(Collected data entries)

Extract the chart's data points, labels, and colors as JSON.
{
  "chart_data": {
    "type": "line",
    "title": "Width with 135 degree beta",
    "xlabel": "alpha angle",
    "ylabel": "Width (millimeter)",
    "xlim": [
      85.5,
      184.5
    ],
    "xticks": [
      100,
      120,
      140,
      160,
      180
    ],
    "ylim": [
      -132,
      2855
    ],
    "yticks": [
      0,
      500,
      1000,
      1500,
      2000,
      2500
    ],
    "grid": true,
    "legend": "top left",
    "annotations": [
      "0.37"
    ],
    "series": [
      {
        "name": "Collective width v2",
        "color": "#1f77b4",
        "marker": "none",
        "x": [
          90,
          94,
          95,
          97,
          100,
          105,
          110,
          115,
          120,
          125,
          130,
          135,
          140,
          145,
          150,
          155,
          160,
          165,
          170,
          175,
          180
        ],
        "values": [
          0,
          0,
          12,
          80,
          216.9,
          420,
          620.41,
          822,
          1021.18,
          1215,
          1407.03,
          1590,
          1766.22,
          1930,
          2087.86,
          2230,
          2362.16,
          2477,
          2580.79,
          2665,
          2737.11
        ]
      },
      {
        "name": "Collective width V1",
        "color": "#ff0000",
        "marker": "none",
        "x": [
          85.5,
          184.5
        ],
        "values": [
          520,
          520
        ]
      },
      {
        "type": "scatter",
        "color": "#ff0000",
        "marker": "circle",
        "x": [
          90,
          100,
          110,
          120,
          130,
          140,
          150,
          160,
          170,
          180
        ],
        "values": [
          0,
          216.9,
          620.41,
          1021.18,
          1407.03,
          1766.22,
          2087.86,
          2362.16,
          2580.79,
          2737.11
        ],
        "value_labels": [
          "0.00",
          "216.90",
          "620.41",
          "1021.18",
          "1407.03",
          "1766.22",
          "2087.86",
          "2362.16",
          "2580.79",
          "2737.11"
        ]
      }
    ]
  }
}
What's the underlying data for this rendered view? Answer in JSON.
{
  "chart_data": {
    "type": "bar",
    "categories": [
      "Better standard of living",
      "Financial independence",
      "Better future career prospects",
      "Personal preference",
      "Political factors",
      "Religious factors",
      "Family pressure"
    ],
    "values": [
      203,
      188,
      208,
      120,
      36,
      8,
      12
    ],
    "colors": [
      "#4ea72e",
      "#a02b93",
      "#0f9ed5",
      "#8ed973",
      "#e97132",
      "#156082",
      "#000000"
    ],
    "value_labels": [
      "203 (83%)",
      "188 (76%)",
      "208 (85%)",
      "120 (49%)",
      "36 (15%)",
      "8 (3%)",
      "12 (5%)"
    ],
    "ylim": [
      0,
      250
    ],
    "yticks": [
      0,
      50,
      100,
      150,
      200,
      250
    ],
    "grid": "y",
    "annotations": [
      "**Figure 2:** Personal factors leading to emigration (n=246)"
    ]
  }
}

EXERCISE DESCRIPTION:
Above are the records; retype every one exactly.

ANSWER BELOW:
Extract the chart's data points, labels, and colors as JSON.
{
  "chart_data": {
    "type": "line",
    "title": "Width with 135 degree beta",
    "xlabel": "alpha angle",
    "ylabel": "Width (millimeter)",
    "xlim": [
      85.5,
      184.5
    ],
    "xticks": [
      100,
      120,
      140,
      160,
      180
    ],
    "ylim": [
      -132,
      2855
    ],
    "yticks": [
      0,
      500,
      1000,
      1500,
      2000,
      2500
    ],
    "grid": true,
    "legend": "top left",
    "annotations": [
      "0.37"
    ],
    "series": [
      {
        "name": "Collective width v2",
        "color": "#1f77b4",
        "marker": "none",
        "x": [
          90,
          94,
          95,
          97,
          100,
          105,
          110,
          115,
          120,
          125,
          130,
          135,
          140,
          145,
          150,
          155,
          160,
          165,
          170,
          175,
          180
        ],
        "values": [
          0,
          0,
          12,
          80,
          216.9,
          420,
          620.41,
          822,
          1021.18,
          1215,
          1407.03,
          1590,
          1766.22,
          1930,
          2087.86,
          2230,
          2362.16,
          2477,
          2580.79,
          2665,
          2737.11
        ]
      },
      {
        "name": "Collective width V1",
        "color": "#ff0000",
        "marker": "none",
        "x": [
          85.5,
          184.5
        ],
        "values": [
          520,
          520
        ]
      },
      {
        "type": "scatter",
        "color": "#ff0000",
        "marker": "circle",
        "x": [
          90,
          100,
          110,
          120,
          130,
          140,
          150,
          160,
          170,
          180
        ],
        "values": [
          0,
          216.9,
          620.41,
          1021.18,
          1407.03,
          1766.22,
          2087.86,
          2362.16,
          2580.79,
          2737.11
        ],
        "value_labels": [
          "0.00",
          "216.90",
          "620.41",
          "1021.18",
          "1407.03",
          "1766.22",
          "2087.86",
          "2362.16",
          "2580.79",
          "2737.11"
        ]
      }
    ]
  }
}
What's the underlying data for this rendered view? Answer in JSON.
{
  "chart_data": {
    "type": "bar",
    "categories": [
      "Better standard of living",
      "Financial independence",
      "Better future career prospects",
      "Personal preference",
      "Political factors",
      "Religious factors",
      "Family pressure"
    ],
    "values": [
      203,
      188,
      208,
      120,
      36,
      8,
      12
    ],
    "colors": [
      "#4ea72e",
      "#a02b93",
      "#0f9ed5",
      "#8ed973",
      "#e97132",
      "#156082",
      "#000000"
    ],
    "value_labels": [
      "203 (83%)",
      "188 (76%)",
      "208 (85%)",
      "120 (49%)",
      "36 (15%)",
      "8 (3%)",
      "12 (5%)"
    ],
    "ylim": [
      0,
      250
    ],
    "yticks": [
      0,
      50,
      100,
      150,
      200,
      250
    ],
    "grid": "y",
    "annotations": [
      "**Figure 2:** Personal factors leading to emigration (n=246)"
    ]
  }
}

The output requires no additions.